Tally up the lines that include "technology" and state that number by itself.

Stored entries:
######
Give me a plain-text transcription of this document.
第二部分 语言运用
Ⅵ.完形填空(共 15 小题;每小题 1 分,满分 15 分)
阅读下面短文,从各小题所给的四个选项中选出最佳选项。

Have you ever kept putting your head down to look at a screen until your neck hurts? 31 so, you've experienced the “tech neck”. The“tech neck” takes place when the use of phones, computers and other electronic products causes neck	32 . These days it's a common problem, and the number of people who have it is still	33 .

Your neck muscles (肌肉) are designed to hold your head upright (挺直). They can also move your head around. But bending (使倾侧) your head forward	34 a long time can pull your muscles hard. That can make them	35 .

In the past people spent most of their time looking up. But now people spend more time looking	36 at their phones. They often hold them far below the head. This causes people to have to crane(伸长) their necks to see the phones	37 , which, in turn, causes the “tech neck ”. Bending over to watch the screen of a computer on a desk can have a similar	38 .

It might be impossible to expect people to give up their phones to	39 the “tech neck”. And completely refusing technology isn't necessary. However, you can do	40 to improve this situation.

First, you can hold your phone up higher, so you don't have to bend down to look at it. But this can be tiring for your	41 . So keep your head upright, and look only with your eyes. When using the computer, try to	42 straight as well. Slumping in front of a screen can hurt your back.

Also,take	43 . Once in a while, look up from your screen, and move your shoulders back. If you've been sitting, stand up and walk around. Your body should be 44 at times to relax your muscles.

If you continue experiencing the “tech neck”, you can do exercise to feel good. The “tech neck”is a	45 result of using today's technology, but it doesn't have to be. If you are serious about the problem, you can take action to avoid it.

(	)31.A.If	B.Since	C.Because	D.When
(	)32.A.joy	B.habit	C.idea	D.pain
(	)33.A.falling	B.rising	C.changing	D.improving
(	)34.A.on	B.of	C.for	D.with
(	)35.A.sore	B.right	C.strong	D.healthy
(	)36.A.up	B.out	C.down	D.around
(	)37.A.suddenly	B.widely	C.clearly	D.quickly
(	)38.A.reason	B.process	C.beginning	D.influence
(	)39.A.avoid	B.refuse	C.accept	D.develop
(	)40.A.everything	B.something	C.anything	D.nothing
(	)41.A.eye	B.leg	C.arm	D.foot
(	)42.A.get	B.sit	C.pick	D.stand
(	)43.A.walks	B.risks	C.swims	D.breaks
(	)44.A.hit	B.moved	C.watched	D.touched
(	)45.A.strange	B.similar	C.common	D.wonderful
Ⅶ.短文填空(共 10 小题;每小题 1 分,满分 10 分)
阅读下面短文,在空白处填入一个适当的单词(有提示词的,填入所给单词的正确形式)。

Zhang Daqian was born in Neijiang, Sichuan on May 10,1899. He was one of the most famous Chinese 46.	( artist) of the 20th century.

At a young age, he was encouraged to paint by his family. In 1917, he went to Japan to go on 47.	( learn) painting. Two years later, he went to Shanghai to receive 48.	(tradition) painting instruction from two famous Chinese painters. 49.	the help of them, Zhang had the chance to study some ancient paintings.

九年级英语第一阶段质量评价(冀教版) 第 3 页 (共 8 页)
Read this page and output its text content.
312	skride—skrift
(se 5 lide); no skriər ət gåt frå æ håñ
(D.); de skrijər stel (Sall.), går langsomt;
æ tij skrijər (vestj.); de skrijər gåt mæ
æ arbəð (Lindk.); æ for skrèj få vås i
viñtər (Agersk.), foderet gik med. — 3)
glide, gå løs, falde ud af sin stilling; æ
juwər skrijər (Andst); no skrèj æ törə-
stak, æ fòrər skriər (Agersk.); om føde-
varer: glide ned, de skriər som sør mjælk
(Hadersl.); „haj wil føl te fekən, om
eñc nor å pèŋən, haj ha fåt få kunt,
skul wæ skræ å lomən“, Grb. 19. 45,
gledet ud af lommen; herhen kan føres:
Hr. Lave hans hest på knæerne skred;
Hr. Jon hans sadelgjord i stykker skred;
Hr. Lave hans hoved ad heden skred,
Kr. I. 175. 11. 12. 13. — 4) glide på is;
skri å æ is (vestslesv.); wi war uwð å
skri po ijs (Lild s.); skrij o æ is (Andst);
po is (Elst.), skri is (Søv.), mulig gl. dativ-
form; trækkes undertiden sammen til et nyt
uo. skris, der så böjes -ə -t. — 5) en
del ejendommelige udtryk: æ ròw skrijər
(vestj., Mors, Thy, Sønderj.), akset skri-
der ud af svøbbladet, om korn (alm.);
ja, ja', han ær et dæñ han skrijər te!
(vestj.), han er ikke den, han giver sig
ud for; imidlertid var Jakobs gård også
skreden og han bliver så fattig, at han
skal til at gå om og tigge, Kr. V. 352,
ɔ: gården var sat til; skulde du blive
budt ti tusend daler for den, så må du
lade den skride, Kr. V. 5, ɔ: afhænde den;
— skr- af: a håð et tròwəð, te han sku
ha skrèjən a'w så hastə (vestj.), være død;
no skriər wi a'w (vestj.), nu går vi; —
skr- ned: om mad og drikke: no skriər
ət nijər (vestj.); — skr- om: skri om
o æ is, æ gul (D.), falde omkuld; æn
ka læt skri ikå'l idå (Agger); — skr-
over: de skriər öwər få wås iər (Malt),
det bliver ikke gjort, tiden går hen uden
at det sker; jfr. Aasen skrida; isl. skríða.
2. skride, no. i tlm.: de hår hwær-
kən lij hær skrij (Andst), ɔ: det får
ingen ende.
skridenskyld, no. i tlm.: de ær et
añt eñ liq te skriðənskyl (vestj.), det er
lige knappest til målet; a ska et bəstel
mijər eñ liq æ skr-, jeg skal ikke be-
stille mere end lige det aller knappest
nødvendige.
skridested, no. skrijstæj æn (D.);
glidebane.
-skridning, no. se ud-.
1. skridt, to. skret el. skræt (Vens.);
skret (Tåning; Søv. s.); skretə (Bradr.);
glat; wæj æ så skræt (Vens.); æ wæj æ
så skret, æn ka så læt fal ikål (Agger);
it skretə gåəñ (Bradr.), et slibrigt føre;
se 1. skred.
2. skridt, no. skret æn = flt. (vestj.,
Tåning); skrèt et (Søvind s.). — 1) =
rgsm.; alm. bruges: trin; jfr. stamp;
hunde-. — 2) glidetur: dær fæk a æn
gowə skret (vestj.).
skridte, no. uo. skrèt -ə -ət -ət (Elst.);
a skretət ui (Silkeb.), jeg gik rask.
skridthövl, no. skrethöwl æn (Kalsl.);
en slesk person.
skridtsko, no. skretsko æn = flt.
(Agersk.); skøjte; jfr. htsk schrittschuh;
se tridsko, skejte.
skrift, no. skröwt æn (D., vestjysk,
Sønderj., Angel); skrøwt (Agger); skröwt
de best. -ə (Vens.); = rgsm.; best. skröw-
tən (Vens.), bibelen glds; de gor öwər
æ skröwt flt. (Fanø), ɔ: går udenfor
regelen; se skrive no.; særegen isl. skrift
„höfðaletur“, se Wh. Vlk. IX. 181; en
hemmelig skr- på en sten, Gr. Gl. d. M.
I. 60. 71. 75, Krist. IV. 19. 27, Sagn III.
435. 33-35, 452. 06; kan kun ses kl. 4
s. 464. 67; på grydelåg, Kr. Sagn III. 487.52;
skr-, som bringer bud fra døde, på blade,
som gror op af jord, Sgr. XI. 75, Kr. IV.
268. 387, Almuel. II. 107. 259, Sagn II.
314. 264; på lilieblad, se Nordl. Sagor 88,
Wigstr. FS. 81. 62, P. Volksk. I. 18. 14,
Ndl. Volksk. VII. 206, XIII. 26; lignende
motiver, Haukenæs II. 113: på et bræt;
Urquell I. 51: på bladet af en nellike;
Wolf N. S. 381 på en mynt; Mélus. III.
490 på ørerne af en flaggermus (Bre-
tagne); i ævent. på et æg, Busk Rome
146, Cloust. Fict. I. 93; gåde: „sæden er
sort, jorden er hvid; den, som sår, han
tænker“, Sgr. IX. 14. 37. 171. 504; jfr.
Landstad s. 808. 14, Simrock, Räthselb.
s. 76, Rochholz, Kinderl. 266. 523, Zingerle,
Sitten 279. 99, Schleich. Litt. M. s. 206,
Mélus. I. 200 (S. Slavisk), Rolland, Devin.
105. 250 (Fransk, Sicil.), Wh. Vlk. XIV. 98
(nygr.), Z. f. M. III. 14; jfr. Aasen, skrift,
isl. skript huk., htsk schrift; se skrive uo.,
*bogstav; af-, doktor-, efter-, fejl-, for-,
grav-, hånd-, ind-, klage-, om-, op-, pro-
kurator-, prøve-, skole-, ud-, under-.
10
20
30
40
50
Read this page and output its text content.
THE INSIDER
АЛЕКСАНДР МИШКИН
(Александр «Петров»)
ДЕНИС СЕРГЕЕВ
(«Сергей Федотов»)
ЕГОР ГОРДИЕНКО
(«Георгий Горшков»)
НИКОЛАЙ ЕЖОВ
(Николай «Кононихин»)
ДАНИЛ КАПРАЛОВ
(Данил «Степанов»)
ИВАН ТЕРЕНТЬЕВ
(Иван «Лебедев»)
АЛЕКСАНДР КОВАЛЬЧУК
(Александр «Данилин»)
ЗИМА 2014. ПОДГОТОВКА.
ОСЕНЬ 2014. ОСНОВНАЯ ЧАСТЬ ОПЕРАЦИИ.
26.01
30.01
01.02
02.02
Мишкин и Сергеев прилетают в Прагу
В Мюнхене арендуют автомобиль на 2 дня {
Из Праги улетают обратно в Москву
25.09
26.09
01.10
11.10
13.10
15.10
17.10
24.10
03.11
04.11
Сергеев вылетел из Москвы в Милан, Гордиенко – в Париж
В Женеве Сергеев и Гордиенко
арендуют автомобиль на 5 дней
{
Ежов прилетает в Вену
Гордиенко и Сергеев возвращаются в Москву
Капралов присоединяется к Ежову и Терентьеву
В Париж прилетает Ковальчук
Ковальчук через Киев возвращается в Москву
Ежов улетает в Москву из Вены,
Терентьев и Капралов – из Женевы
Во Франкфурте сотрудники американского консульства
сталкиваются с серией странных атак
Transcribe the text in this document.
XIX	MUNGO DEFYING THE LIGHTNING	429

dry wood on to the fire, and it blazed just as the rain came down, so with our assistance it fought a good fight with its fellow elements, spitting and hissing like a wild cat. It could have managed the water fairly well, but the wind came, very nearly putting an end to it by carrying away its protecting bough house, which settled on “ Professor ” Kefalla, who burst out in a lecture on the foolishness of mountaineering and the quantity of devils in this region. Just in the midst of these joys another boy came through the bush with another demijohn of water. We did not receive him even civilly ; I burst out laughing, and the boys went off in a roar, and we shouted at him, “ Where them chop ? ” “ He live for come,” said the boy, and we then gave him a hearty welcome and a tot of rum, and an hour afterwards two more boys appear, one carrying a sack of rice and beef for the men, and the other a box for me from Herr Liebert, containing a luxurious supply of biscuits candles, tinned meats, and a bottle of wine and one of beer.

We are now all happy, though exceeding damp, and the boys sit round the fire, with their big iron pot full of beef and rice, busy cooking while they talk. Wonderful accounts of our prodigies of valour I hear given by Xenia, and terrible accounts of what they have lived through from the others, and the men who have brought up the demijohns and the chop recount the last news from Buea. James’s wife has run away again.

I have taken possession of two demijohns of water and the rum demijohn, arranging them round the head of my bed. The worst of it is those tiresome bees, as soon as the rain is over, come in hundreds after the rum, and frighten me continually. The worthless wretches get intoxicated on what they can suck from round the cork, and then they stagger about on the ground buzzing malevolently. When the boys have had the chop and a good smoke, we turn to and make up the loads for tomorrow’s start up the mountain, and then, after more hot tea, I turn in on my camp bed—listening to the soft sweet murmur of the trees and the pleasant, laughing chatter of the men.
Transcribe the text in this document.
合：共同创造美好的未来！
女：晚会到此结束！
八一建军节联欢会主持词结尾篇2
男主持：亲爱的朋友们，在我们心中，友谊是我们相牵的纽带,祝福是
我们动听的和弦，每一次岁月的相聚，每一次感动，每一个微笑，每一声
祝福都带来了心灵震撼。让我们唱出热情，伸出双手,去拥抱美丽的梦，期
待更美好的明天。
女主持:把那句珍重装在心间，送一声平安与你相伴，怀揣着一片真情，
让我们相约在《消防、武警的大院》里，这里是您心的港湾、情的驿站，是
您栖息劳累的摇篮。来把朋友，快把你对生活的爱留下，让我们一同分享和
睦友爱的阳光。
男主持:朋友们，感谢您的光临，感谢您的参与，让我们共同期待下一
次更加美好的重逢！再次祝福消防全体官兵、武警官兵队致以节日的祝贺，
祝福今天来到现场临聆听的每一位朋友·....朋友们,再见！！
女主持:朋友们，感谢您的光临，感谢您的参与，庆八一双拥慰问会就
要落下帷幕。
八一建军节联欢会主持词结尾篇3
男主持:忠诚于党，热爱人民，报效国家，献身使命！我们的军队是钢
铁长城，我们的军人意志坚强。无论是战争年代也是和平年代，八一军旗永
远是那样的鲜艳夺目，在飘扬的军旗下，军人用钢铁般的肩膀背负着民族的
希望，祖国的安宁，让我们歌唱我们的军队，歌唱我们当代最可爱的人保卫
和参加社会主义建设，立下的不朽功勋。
######
- Solution for this problem -
2